## SHORT TASK
Starting at the line that holds "OCR this image.", copy every line exactly through the end of the data, and no others.
>>>
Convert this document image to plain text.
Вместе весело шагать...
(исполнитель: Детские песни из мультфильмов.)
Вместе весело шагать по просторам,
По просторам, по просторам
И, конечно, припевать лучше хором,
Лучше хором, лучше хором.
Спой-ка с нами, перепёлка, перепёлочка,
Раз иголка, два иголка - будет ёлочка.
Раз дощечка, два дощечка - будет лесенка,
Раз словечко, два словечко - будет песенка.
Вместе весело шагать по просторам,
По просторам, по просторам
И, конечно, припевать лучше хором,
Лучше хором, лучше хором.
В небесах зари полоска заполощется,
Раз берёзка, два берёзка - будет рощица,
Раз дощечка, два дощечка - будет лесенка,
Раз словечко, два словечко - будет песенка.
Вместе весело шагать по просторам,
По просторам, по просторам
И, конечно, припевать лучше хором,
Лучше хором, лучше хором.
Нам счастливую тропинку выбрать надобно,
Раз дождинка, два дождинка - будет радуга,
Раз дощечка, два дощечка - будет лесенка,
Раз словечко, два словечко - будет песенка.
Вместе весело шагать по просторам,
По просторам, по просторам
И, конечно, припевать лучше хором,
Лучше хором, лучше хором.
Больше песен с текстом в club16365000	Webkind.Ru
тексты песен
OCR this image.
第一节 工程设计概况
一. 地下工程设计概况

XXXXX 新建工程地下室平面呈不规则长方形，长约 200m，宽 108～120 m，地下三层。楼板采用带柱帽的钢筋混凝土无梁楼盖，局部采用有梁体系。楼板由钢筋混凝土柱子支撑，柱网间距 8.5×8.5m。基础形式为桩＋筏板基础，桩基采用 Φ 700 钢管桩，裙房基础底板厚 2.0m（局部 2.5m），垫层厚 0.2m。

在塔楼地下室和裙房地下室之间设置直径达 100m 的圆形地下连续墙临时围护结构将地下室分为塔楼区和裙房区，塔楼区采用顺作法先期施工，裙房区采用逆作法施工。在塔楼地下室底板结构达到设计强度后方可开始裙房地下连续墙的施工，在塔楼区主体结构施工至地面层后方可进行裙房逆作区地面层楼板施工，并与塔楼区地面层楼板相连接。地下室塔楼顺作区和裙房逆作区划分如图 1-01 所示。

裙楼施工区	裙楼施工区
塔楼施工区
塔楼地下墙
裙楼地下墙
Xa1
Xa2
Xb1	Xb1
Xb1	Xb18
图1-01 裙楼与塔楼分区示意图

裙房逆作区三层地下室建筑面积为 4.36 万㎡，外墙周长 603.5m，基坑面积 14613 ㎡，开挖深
<<<
## EXERCISE OUTPUT
OCR this image.
第一节 工程设计概况
一. 地下工程设计概况

XXXXX 新建工程地下室平面呈不规则长方形，长约 200m，宽 108～120 m，地下三层。楼板采用带柱帽的钢筋混凝土无梁楼盖，局部采用有梁体系。楼板由钢筋混凝土柱子支撑，柱网间距 8.5×8.5m。基础形式为桩＋筏板基础，桩基采用 Φ 700 钢管桩，裙房基础底板厚 2.0m（局部 2.5m），垫层厚 0.2m。

在塔楼地下室和裙房地下室之间设置直径达 100m 的圆形地下连续墙临时围护结构将地下室分为塔楼区和裙房区，塔楼区采用顺作法先期施工，裙房区采用逆作法施工。在塔楼地下室底板结构达到设计强度后方可开始裙房地下连续墙的施工，在塔楼区主体结构施工至地面层后方可进行裙房逆作区地面层楼板施工，并与塔楼区地面层楼板相连接。地下室塔楼顺作区和裙房逆作区划分如图 1-01 所示。

裙楼施工区	裙楼施工区
塔楼施工区
塔楼地下墙
裙楼地下墙
Xa1
Xa2
Xb1	Xb1
Xb1	Xb18
图1-01 裙楼与塔楼分区示意图

裙房逆作区三层地下室建筑面积为 4.36 万㎡，外墙周长 603.5m，基坑面积 14613 ㎡，开挖深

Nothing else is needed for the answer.